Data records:
----

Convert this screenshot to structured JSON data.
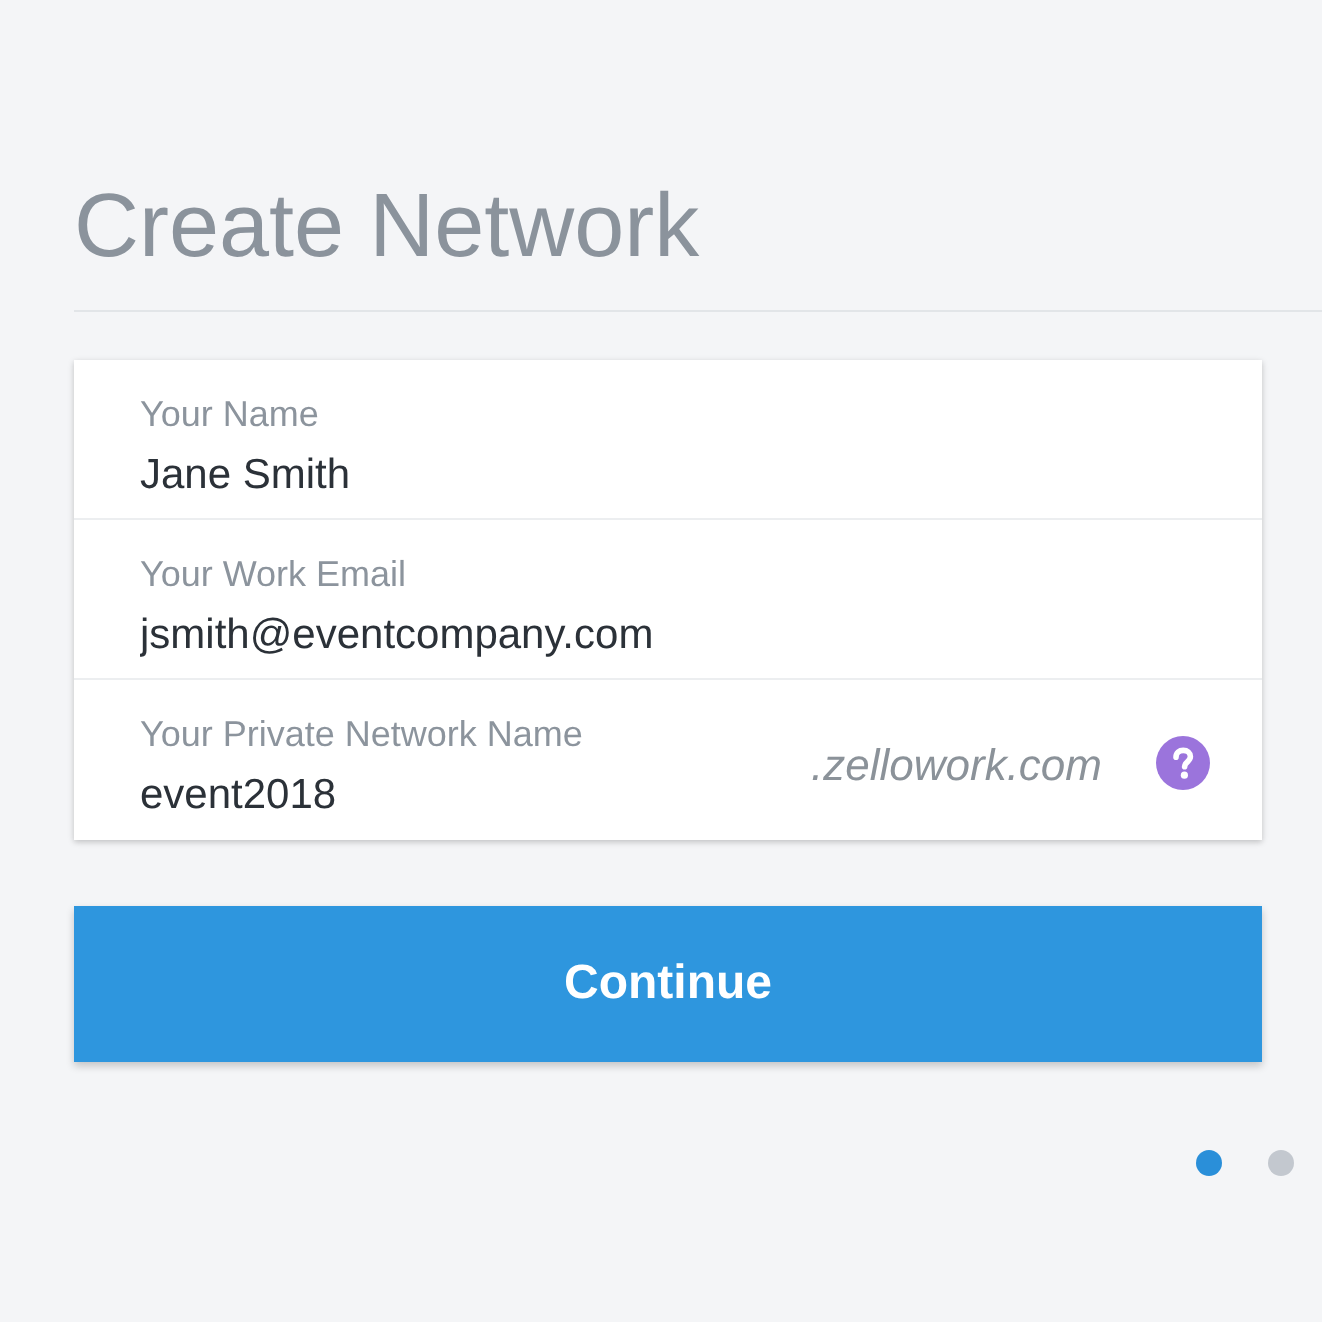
{
  "title": "Create Network",
  "form": {
    "fields": [
      {
        "label": "Your Name",
        "value": "Jane Smith"
      },
      {
        "label": "Your Work Email",
        "value": "jsmith@eventcompany.com"
      },
      {
        "label": "Your Private Network Name",
        "value": "event2018",
        "suffix": ".zellowork.com",
        "help": true
      }
    ]
  },
  "continue_button": {
    "label": "Continue"
  },
  "pager": [
    {
      "selected": true
    },
    {
      "selected": false
    }
  ]
}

----

▸ **DIRECTION**
Go through the entries above and copy every line containing "Name".

▸ **TASK OUTPUT**
        "label": "Your Name",
        "label": "Your Private Network Name",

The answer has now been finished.